■ INSTRUCTIONS FOR THE TASK ■
Report, as a bare number, how many lines contain the string "this".

··· ENTRIES PROVIDED

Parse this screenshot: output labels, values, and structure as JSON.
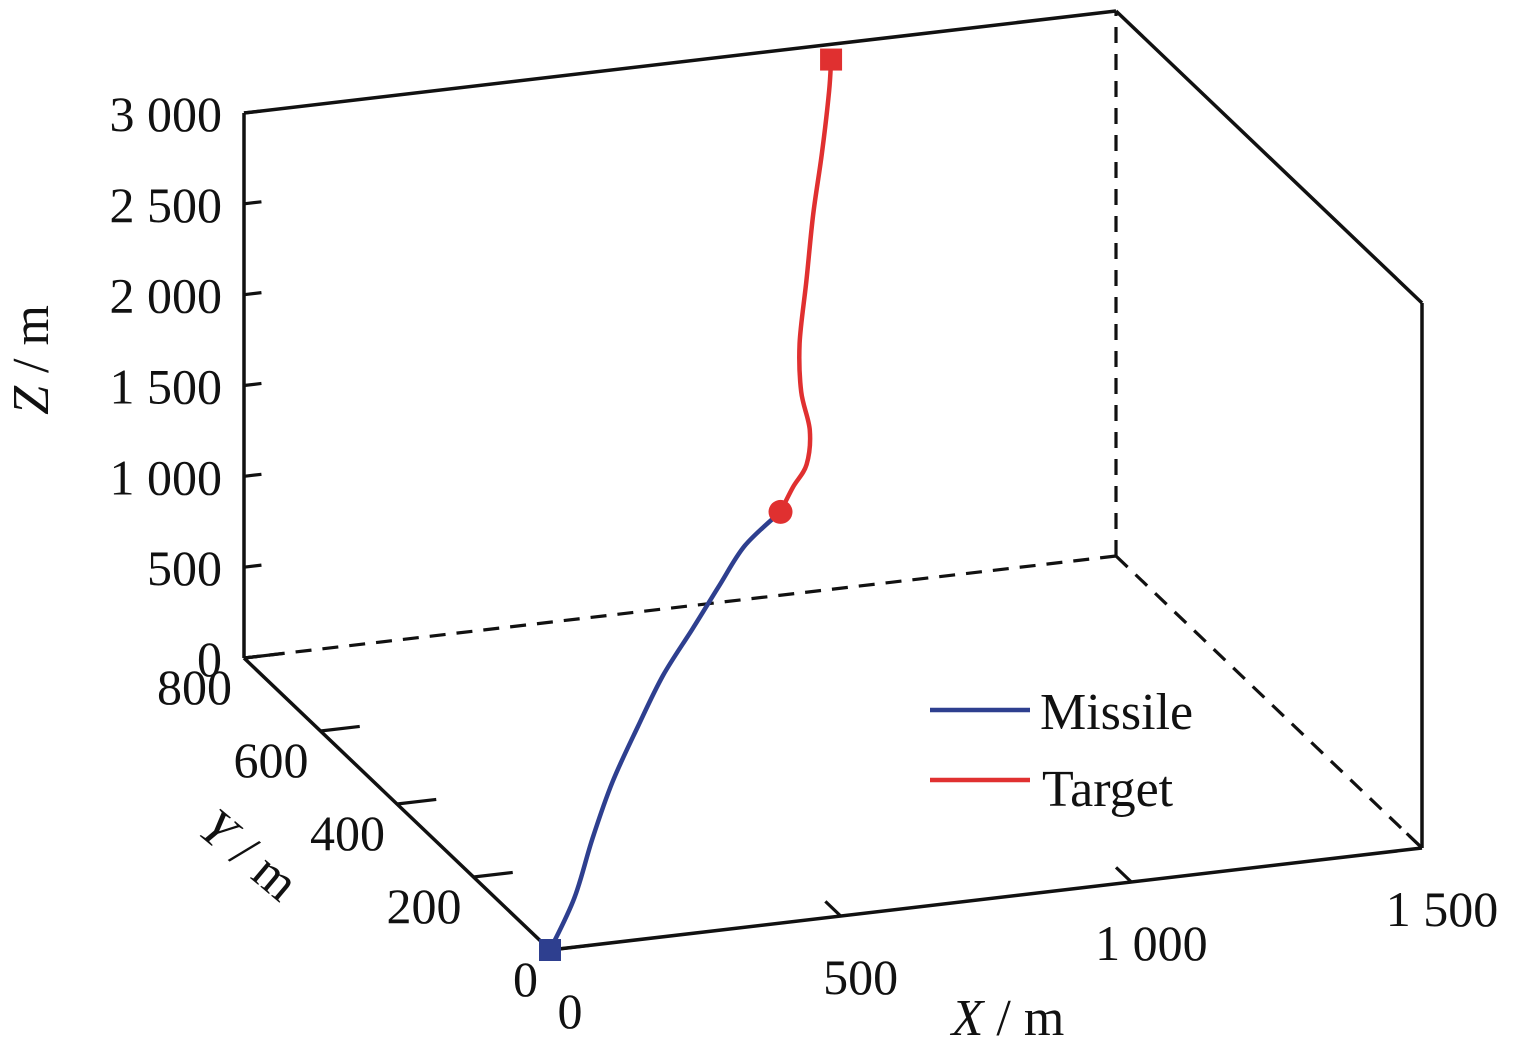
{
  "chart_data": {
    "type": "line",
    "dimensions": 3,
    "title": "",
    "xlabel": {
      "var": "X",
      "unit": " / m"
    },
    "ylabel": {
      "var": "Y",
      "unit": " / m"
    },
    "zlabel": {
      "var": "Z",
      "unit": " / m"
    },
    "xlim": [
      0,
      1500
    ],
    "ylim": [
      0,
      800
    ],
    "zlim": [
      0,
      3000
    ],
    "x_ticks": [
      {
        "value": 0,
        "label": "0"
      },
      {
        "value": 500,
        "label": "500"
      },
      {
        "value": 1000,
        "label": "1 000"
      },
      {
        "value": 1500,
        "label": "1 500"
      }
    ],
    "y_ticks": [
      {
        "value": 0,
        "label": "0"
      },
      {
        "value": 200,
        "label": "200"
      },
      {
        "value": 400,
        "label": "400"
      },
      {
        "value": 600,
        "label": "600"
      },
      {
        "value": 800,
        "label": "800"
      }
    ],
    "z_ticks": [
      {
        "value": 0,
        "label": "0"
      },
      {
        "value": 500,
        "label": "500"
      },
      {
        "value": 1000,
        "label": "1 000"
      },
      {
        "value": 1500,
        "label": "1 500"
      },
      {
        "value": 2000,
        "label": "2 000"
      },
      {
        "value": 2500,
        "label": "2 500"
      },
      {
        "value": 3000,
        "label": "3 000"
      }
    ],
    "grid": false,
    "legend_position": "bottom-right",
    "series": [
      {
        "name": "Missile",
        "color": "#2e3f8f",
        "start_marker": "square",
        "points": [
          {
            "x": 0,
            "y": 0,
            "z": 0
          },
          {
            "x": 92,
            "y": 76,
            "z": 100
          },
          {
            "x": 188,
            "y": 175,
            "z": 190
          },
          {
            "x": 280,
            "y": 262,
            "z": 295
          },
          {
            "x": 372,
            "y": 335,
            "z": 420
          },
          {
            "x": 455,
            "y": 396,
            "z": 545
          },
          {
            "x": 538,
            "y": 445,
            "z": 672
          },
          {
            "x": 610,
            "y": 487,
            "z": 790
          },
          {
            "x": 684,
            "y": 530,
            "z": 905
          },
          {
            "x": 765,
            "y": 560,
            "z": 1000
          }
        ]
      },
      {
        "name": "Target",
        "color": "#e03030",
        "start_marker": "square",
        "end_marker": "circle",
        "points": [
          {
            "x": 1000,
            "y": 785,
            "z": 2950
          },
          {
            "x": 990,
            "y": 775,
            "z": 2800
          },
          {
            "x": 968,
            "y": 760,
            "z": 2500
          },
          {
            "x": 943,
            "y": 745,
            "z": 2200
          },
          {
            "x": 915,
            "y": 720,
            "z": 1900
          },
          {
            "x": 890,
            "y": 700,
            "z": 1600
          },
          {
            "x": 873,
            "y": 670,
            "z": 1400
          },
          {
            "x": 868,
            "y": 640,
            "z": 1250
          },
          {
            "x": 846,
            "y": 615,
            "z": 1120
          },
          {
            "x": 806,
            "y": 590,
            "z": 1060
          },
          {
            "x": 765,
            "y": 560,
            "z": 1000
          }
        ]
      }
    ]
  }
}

······
··· ENTRIES PROVIDED

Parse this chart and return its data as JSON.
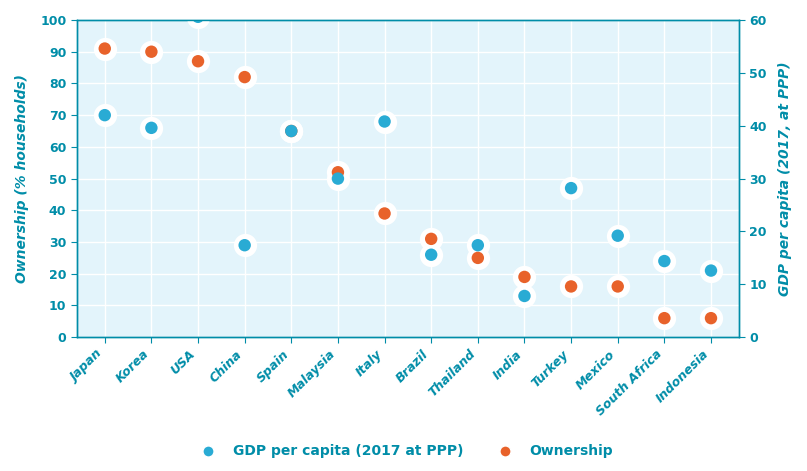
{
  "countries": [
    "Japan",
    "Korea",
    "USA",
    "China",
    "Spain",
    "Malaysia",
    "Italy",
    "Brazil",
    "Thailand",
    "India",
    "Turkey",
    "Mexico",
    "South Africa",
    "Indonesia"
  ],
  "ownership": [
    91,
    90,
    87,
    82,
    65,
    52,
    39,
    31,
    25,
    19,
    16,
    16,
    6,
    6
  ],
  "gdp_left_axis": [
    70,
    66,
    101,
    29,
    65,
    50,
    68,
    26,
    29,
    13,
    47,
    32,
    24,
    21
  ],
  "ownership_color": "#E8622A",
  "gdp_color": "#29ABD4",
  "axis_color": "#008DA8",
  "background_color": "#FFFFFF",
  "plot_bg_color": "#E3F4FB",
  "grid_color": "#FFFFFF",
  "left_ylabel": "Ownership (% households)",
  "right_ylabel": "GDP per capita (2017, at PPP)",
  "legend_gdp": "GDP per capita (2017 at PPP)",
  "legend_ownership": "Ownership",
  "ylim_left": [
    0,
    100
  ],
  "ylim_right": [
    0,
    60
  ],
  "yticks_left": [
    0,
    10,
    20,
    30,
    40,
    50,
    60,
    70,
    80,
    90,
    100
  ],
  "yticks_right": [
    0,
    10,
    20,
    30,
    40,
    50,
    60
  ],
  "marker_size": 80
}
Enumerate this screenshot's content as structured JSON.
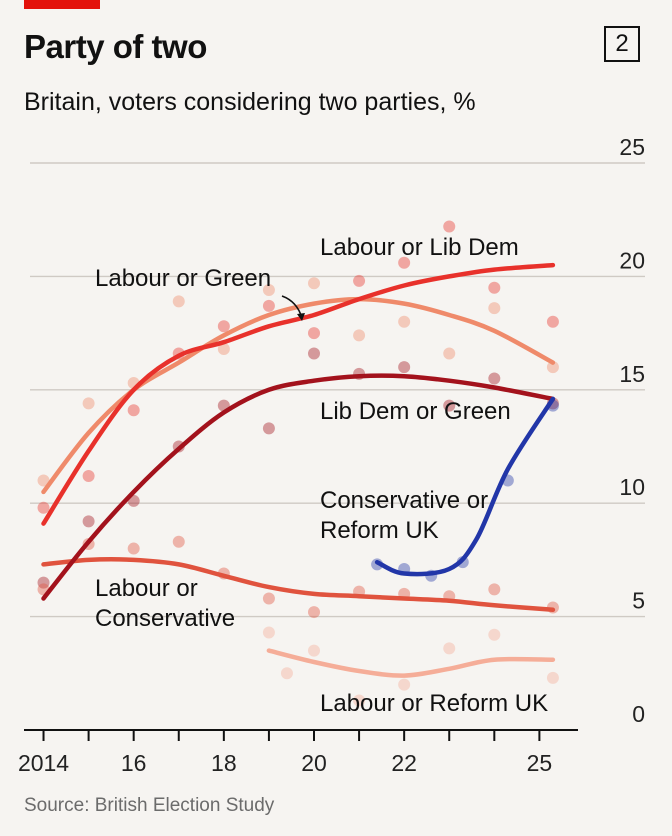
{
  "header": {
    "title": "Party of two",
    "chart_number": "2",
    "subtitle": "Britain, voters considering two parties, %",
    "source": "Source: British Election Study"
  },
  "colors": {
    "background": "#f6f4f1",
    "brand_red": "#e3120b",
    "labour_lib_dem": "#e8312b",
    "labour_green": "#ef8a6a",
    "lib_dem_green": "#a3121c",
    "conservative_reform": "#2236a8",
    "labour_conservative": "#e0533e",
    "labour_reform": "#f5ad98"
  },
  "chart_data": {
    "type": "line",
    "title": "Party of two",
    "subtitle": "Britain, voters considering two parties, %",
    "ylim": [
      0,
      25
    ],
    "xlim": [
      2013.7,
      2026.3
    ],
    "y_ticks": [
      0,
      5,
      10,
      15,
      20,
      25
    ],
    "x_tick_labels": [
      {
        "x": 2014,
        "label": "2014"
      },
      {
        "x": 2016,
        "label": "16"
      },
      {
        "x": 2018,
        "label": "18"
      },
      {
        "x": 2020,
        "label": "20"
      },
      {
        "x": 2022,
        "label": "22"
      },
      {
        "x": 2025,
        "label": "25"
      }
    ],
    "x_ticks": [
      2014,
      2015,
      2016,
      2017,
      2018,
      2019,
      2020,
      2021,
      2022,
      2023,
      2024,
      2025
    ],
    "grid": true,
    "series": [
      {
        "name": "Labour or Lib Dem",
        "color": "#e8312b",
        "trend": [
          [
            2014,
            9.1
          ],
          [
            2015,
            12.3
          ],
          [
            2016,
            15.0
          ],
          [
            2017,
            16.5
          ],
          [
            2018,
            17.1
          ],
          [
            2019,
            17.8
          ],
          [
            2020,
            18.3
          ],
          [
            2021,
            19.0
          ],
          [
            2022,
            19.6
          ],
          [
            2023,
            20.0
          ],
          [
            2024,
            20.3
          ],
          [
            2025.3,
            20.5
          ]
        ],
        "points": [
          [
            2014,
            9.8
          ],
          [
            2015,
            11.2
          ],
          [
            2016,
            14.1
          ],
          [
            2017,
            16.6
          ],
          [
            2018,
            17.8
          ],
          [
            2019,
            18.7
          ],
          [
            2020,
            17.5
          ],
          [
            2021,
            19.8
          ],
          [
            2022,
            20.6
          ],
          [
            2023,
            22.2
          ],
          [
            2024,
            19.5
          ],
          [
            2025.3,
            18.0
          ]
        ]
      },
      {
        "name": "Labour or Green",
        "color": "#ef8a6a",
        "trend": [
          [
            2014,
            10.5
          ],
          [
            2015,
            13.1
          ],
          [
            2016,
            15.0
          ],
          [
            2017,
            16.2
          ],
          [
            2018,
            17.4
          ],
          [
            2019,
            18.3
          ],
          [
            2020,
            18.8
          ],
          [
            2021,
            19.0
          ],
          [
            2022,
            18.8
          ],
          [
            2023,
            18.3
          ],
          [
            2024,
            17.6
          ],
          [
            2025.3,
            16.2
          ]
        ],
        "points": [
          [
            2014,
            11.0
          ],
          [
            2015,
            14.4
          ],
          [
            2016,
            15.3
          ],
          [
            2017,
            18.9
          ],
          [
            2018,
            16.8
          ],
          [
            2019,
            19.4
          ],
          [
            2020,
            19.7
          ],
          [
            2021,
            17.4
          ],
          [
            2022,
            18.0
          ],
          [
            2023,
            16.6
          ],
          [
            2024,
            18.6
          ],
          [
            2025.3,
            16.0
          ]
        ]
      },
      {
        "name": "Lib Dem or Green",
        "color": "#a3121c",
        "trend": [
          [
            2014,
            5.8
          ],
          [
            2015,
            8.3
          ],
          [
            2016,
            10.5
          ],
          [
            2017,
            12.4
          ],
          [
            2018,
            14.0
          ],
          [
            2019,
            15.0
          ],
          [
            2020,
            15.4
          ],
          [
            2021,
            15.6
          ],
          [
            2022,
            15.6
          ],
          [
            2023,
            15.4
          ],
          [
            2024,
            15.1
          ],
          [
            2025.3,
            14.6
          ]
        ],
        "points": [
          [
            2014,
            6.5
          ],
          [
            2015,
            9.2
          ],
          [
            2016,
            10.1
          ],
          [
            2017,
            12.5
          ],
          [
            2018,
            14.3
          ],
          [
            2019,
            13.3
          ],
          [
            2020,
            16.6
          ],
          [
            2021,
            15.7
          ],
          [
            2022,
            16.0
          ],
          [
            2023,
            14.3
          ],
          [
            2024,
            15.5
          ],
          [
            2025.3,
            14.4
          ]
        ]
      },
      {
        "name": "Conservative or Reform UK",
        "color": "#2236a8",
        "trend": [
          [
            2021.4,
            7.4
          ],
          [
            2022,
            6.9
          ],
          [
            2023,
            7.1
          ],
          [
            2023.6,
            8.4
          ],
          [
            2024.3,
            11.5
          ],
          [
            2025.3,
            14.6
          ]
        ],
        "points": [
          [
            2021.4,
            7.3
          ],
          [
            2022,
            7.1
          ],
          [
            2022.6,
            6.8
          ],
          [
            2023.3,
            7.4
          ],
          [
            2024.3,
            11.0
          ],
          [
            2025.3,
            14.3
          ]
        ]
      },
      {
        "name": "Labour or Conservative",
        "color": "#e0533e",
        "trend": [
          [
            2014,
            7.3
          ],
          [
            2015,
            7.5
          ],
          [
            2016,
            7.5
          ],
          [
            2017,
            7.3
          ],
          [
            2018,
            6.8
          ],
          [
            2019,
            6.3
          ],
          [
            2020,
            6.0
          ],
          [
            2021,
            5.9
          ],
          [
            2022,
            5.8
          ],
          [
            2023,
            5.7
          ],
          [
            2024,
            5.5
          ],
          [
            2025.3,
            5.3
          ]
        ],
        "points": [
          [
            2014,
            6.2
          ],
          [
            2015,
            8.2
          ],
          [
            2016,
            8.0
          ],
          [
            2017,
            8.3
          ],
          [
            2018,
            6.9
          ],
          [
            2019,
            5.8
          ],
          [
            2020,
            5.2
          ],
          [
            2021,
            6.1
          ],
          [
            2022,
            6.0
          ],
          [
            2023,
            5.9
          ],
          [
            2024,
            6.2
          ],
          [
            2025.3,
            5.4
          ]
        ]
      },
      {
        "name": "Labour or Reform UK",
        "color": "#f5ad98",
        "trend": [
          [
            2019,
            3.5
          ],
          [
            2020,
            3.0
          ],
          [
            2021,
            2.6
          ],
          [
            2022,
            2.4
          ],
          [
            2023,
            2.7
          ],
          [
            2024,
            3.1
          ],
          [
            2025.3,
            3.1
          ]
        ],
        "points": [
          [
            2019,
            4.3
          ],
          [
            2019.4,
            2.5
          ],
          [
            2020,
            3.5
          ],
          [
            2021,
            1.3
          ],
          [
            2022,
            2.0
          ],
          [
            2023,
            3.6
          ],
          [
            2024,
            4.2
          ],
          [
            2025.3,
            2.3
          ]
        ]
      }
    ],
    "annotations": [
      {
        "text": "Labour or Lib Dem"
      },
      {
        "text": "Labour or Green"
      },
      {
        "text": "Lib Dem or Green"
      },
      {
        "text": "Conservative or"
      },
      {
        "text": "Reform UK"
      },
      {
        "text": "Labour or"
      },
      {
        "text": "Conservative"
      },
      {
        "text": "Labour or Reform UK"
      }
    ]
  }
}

······
··· ENTRIES PROVIDED

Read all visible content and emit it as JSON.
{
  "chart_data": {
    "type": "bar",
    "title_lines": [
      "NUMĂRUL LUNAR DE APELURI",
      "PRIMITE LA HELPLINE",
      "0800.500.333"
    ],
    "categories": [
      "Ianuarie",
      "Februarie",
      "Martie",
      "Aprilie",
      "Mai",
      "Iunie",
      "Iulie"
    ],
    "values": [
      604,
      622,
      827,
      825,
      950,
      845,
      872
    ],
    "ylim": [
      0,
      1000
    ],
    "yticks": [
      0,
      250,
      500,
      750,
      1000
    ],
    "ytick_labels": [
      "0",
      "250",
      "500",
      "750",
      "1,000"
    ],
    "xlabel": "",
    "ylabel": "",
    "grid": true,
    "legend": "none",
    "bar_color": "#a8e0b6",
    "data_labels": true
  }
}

······

■ SOLUTION TO THE EXERCISE ■
3